[The request]: Your task is to repeat all of the material exactly.
== Material provided
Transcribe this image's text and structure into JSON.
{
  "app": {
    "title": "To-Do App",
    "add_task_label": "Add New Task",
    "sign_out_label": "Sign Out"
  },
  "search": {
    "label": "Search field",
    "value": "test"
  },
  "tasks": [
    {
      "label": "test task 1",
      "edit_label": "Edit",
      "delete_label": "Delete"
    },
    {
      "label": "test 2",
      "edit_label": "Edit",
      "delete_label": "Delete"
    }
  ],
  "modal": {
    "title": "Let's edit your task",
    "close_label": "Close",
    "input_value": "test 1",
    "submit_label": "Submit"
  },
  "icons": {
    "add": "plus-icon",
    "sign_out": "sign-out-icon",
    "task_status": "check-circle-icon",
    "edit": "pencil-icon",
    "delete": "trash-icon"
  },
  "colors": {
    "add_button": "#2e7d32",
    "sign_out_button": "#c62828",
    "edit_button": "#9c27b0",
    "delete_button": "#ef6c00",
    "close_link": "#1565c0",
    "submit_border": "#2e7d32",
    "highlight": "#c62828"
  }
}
====
[Answer to the exercise]:
Transcribe this image's text and structure into JSON.
{
  "app": {
    "title": "To-Do App",
    "add_task_label": "Add New Task",
    "sign_out_label": "Sign Out"
  },
  "search": {
    "label": "Search field",
    "value": "test"
  },
  "tasks": [
    {
      "label": "test task 1",
      "edit_label": "Edit",
      "delete_label": "Delete"
    },
    {
      "label": "test 2",
      "edit_label": "Edit",
      "delete_label": "Delete"
    }
  ],
  "modal": {
    "title": "Let's edit your task",
    "close_label": "Close",
    "input_value": "test 1",
    "submit_label": "Submit"
  },
  "icons": {
    "add": "plus-icon",
    "sign_out": "sign-out-icon",
    "task_status": "check-circle-icon",
    "edit": "pencil-icon",
    "delete": "trash-icon"
  },
  "colors": {
    "add_button": "#2e7d32",
    "sign_out_button": "#c62828",
    "edit_button": "#9c27b0",
    "delete_button": "#ef6c00",
    "close_link": "#1565c0",
    "submit_border": "#2e7d32",
    "highlight": "#c62828"
  }
}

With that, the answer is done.